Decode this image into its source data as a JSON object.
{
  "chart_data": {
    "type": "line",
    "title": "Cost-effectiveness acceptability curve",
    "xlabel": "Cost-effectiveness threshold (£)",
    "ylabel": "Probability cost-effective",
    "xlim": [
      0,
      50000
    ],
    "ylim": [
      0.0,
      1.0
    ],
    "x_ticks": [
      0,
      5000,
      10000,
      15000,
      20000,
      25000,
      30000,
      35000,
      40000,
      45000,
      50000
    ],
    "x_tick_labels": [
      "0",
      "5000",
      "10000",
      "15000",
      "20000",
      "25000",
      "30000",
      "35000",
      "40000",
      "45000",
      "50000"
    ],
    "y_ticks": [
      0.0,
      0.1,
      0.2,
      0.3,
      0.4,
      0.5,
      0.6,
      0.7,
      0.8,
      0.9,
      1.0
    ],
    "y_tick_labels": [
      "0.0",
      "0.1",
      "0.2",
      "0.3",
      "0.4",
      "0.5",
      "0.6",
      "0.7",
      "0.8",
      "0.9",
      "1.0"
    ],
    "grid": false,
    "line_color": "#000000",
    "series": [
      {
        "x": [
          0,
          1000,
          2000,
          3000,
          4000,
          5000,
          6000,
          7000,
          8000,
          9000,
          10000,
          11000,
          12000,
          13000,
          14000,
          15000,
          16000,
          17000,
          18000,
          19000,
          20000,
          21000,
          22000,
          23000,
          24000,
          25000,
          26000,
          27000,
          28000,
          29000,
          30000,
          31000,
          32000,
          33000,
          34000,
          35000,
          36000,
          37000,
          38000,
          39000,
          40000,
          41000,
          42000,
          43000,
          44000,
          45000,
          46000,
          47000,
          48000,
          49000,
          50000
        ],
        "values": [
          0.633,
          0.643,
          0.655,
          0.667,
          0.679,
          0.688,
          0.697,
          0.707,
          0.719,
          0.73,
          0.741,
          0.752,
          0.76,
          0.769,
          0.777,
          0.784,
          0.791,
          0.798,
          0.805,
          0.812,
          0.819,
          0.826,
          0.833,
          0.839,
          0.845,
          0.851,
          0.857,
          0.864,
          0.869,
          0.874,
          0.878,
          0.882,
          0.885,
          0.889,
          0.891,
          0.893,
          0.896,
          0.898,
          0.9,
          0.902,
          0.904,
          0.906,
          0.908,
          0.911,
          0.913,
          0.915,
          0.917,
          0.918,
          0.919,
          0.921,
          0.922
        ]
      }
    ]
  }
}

= = = =

Write out all records exactly, keeping every detail.

Decode this image into its source data as a JSON object.
{
  "chart_data": {
    "type": "line",
    "title": "Cost-effectiveness acceptability curve",
    "xlabel": "Cost-effectiveness threshold (£)",
    "ylabel": "Probability cost-effective",
    "xlim": [
      0,
      50000
    ],
    "ylim": [
      0.0,
      1.0
    ],
    "x_ticks": [
      0,
      5000,
      10000,
      15000,
      20000,
      25000,
      30000,
      35000,
      40000,
      45000,
      50000
    ],
    "x_tick_labels": [
      "0",
      "5000",
      "10000",
      "15000",
      "20000",
      "25000",
      "30000",
      "35000",
      "40000",
      "45000",
      "50000"
    ],
    "y_ticks": [
      0.0,
      0.1,
      0.2,
      0.3,
      0.4,
      0.5,
      0.6,
      0.7,
      0.8,
      0.9,
      1.0
    ],
    "y_tick_labels": [
      "0.0",
      "0.1",
      "0.2",
      "0.3",
      "0.4",
      "0.5",
      "0.6",
      "0.7",
      "0.8",
      "0.9",
      "1.0"
    ],
    "grid": false,
    "line_color": "#000000",
    "series": [
      {
        "x": [
          0,
          1000,
          2000,
          3000,
          4000,
          5000,
          6000,
          7000,
          8000,
          9000,
          10000,
          11000,
          12000,
          13000,
          14000,
          15000,
          16000,
          17000,
          18000,
          19000,
          20000,
          21000,
          22000,
          23000,
          24000,
          25000,
          26000,
          27000,
          28000,
          29000,
          30000,
          31000,
          32000,
          33000,
          34000,
          35000,
          36000,
          37000,
          38000,
          39000,
          40000,
          41000,
          42000,
          43000,
          44000,
          45000,
          46000,
          47000,
          48000,
          49000,
          50000
        ],
        "values": [
          0.633,
          0.643,
          0.655,
          0.667,
          0.679,
          0.688,
          0.697,
          0.707,
          0.719,
          0.73,
          0.741,
          0.752,
          0.76,
          0.769,
          0.777,
          0.784,
          0.791,
          0.798,
          0.805,
          0.812,
          0.819,
          0.826,
          0.833,
          0.839,
          0.845,
          0.851,
          0.857,
          0.864,
          0.869,
          0.874,
          0.878,
          0.882,
          0.885,
          0.889,
          0.891,
          0.893,
          0.896,
          0.898,
          0.9,
          0.902,
          0.904,
          0.906,
          0.908,
          0.911,
          0.913,
          0.915,
          0.917,
          0.918,
          0.919,
          0.921,
          0.922
        ]
      }
    ]
  }
}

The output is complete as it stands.